Read the listing below and copy out every line that holds "yerr".

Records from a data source
★ ★ ★ ★ ★

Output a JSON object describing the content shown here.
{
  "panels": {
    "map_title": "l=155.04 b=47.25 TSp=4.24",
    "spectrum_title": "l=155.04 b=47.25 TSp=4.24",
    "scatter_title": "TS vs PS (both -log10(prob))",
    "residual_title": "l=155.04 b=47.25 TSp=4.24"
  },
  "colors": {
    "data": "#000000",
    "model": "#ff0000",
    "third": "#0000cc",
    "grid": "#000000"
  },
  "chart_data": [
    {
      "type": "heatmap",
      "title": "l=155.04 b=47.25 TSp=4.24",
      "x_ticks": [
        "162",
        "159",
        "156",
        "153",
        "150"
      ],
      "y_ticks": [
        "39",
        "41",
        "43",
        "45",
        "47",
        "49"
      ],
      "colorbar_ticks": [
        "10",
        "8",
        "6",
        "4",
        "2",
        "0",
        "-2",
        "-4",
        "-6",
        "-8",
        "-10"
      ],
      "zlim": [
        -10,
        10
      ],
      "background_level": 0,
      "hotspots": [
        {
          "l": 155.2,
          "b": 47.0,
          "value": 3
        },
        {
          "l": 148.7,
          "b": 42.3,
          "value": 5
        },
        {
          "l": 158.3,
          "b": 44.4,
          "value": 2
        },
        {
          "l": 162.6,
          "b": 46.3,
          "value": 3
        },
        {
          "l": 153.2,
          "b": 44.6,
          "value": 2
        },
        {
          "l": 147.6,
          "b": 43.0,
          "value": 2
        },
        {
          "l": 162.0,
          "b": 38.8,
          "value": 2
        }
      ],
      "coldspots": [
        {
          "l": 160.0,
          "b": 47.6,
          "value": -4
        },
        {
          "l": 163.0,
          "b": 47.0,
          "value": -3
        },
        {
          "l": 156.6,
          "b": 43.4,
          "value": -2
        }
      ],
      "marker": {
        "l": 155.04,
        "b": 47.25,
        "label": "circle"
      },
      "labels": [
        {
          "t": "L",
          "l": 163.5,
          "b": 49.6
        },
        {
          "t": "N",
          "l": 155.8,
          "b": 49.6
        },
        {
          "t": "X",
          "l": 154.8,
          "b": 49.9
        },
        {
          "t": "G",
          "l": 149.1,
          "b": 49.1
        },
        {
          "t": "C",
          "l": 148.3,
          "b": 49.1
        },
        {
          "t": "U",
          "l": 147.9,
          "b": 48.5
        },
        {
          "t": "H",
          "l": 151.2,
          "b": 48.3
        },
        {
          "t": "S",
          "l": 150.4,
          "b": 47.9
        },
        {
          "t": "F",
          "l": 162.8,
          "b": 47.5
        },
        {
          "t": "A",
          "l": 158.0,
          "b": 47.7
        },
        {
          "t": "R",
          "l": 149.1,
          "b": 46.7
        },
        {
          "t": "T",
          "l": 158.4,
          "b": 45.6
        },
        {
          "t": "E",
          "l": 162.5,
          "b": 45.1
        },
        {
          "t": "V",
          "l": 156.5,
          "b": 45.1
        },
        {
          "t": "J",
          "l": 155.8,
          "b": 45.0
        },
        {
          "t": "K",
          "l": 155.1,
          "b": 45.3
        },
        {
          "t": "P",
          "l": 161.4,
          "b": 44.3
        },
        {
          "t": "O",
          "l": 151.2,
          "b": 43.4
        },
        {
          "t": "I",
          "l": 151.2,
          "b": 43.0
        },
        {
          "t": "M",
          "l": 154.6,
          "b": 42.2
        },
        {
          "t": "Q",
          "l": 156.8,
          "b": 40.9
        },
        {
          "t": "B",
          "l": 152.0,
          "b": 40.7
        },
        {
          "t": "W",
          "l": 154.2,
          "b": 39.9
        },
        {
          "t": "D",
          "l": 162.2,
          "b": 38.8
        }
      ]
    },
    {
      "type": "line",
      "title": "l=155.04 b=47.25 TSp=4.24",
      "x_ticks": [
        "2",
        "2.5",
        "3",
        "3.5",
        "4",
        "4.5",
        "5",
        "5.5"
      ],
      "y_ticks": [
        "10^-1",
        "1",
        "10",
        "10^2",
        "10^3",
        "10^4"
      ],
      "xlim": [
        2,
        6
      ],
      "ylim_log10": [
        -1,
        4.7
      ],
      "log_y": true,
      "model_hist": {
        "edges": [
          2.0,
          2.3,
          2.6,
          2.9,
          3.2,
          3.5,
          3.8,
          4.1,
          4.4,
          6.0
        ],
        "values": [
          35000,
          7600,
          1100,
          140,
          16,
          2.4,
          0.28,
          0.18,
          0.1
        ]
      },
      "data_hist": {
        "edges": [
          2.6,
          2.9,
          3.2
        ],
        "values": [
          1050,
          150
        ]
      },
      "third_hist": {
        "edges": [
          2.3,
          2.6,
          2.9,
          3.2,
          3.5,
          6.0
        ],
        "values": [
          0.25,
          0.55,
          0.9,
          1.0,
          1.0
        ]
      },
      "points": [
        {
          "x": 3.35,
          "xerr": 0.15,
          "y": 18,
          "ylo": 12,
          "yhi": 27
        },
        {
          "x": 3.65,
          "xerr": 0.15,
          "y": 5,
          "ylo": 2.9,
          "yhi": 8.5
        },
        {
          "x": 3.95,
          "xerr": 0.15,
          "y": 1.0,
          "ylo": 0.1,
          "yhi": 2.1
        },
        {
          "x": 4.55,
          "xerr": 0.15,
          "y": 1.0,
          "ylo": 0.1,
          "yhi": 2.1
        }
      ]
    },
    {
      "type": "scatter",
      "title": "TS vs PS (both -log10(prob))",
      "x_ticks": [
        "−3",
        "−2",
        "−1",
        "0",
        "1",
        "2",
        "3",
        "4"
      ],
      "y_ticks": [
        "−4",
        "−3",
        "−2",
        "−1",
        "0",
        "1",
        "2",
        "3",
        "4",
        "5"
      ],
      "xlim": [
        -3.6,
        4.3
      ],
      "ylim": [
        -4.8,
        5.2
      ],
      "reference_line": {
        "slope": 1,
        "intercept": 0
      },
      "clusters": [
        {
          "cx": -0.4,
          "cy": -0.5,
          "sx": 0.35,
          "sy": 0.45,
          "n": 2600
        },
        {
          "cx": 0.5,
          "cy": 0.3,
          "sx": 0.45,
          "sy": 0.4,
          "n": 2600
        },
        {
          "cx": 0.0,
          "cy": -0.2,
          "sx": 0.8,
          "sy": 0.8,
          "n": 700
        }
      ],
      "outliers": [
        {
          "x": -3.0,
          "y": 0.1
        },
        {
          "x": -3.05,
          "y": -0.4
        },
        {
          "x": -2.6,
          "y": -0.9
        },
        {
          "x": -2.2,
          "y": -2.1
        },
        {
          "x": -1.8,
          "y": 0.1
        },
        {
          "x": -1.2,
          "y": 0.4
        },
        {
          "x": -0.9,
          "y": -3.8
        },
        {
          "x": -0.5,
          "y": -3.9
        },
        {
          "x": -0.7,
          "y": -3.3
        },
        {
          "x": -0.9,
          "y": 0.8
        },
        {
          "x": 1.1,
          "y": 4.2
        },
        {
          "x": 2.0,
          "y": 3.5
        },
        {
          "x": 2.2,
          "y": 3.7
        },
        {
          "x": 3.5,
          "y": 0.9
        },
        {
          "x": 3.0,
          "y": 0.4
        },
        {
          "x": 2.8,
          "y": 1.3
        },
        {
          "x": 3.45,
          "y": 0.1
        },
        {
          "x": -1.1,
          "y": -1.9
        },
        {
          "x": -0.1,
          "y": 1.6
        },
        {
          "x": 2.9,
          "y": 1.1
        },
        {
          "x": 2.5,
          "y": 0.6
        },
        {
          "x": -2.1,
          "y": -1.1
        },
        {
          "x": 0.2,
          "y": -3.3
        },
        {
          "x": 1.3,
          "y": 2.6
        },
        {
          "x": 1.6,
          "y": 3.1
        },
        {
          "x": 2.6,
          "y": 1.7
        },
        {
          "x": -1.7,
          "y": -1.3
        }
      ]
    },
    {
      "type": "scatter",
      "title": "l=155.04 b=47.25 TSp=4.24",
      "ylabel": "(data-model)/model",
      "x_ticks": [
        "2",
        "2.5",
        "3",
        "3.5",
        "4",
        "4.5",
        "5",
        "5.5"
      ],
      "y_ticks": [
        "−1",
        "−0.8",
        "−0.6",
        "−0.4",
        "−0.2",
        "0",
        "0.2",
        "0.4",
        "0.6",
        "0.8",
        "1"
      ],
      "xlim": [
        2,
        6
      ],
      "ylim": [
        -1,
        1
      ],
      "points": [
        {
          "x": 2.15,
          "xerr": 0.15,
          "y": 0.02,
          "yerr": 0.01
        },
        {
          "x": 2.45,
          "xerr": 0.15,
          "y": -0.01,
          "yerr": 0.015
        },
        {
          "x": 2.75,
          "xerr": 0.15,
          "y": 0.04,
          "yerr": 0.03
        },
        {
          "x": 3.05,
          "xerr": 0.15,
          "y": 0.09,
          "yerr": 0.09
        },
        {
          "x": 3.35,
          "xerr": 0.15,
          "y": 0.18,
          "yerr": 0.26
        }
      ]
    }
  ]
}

★ ★ ★ ★ ★

* [Written solution]:
          "yerr": 0.01
          "yerr": 0.015
          "yerr": 0.03
          "yerr": 0.09
          "yerr": 0.26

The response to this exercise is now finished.